§ **Article**:
------------------------------
Re: Strong Consistency with ONE read/writes

2011-07-03 Thread William Oberman
I'm using cassandra as a tool, like a black box with a certain contract to
the world.  Without modifying the core, C* will send the updates to all
replicas, so your plan would cause the extra write (for the placeholder).  I
wasn't assuming a modification to how C* fundamentally works.

Sounds like you are hacking (or at least looking) at the source, so all the
power to you if/when you try these kind of changes.

will

On Sun, Jul 3, 2011 at 8:45 PM, AJ a...@dude.podzone.net wrote:

 **
 On 7/3/2011 6:32 PM, William Oberman wrote:

 Was just going off of:  Send the value to the primary replica and send
 placeholder values to the other replicas.  Sounded like you wanted to write
 the value to one, and write the placeholder to N-1 to me.


 Yes, that is what I was suggesting.  The point of the placeholders is to
 handle the crash case that I talked about... like a WAL does.


 But, C* will propagate the value to N-1 eventually anyways, 'cause that's
 just what it does anyways :-)

  will

 On Sun, Jul 3, 2011 at 7:47 PM, AJ a...@dude.podzone.net wrote:

  On 7/3/2011 3:49 PM, Will Oberman wrote:

 Why not send the value itself instead of a placeholder?  Now it takes 2x
 writes on a random node to do a single update (write placeholder, write
 update) and N*x writes from the client (write value, write placeholder to
 N-1). Where N is replication factor.  Seems like extra network and IO
 instead of less...


  To send the value to each node is 1.) unnecessary, 2.) will only cause a
 large burst of network traffic.  Think about if it's a large data value,
 such as a document.  Just let C* do it's thing.  The extra messages are tiny
 and doesn't significantly increase latency since they are all sent
 asynchronously.
------------------------------
§ **Dataset section**:
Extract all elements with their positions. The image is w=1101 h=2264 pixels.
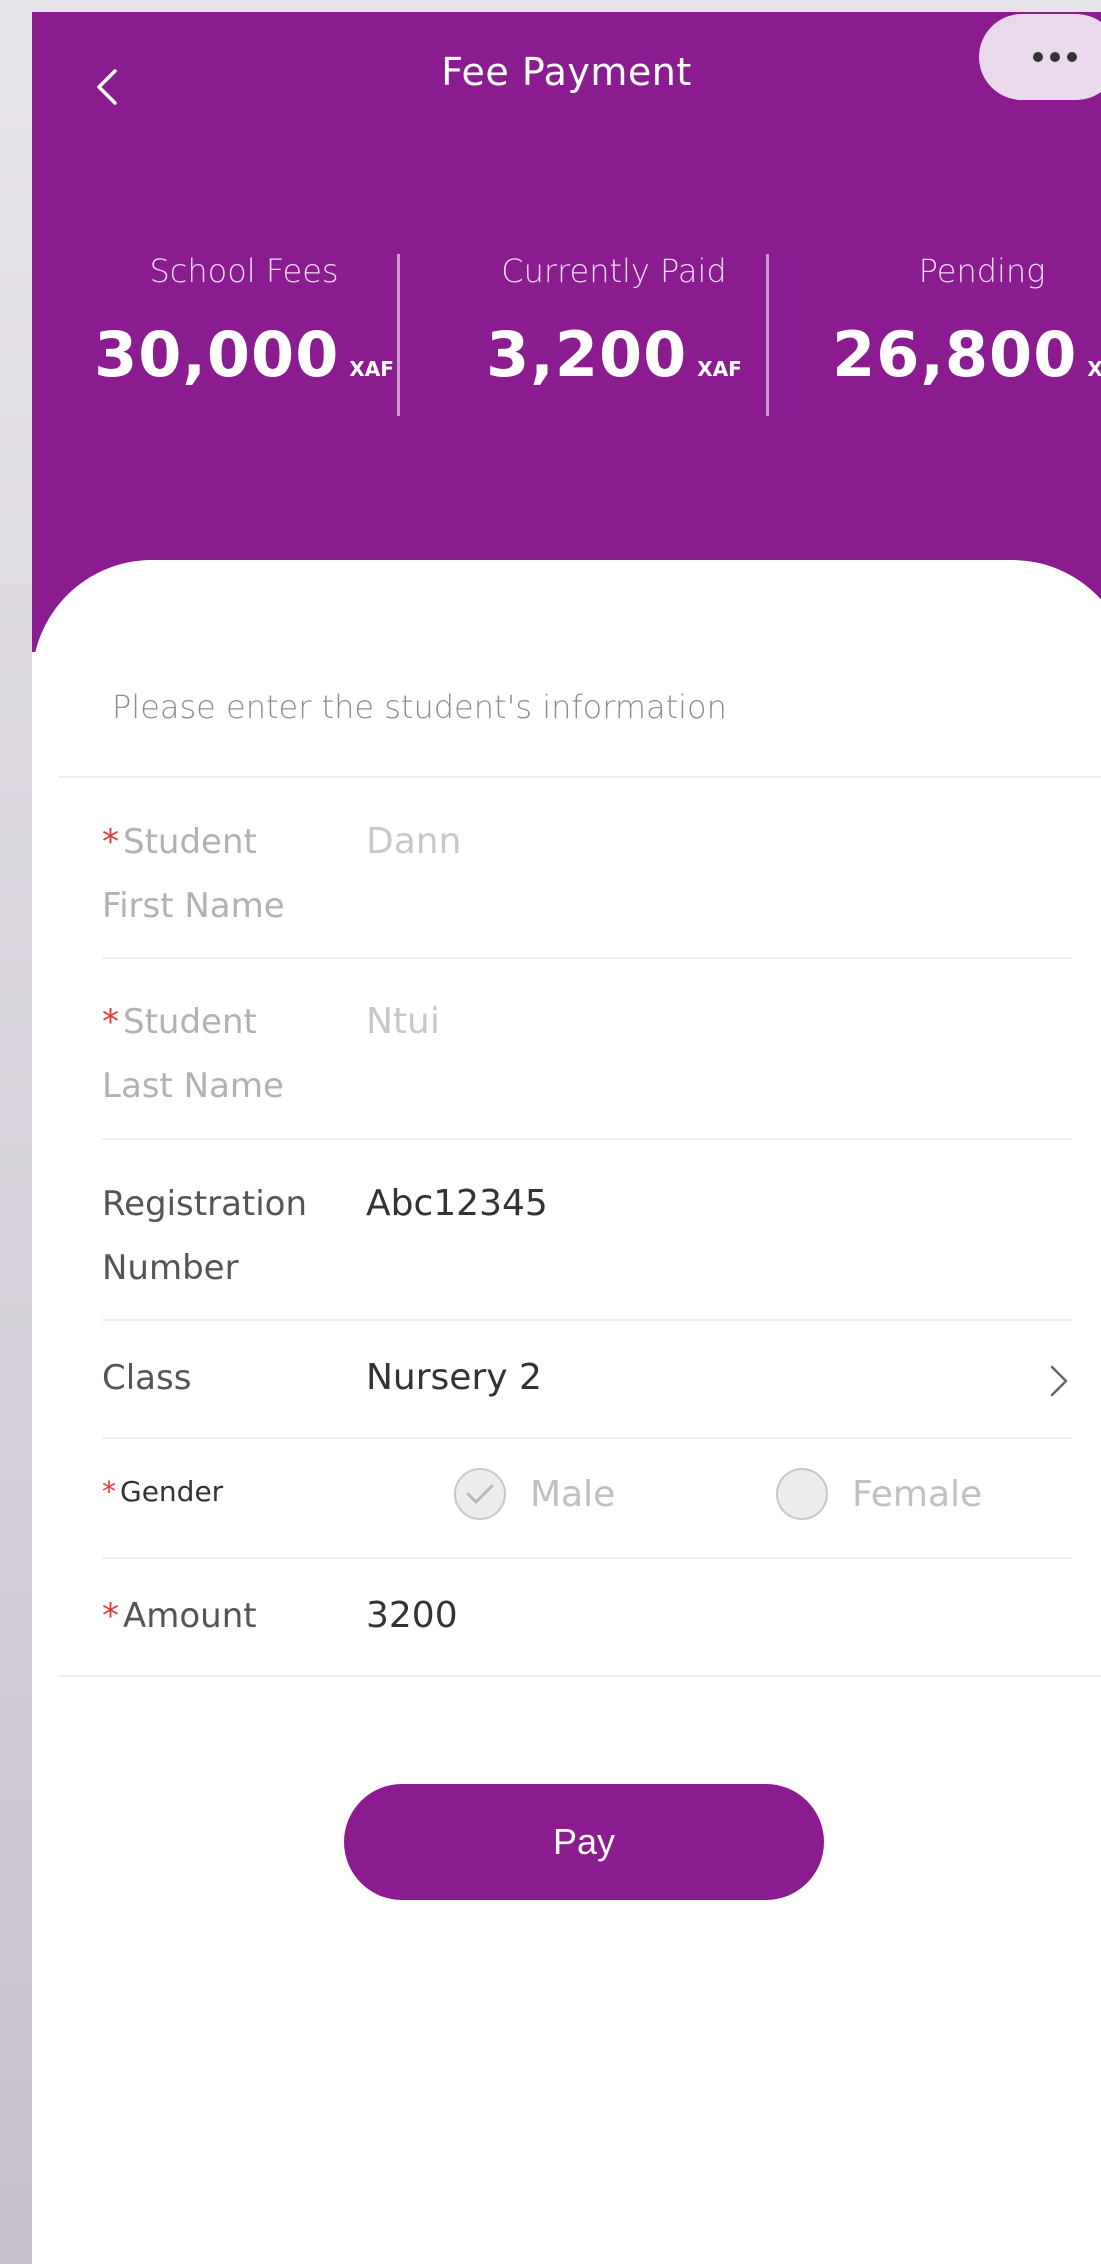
------------------------------
§ **Task set**:
1. In the Cassandra thread, what does N stand for?
2. Quote the Cassandra thread word for word, between "2011-07-03 Thread William" and "kind of changes.", inclusive.

§ **Answers provided**:
1. Replication factor.

2.
2011-07-03 Thread William Oberman
I'm using cassandra as a tool, like a black box with a certain contract to
the world.  Without modifying the core, C* will send the updates to all
replicas, so your plan would cause the extra write (for the placeholder).  I
wasn't assuming a modification to how C* fundamentally works.

Sounds like you are hacking (or at least looking) at the source, so all the
power to you if/when you try these kind of changes.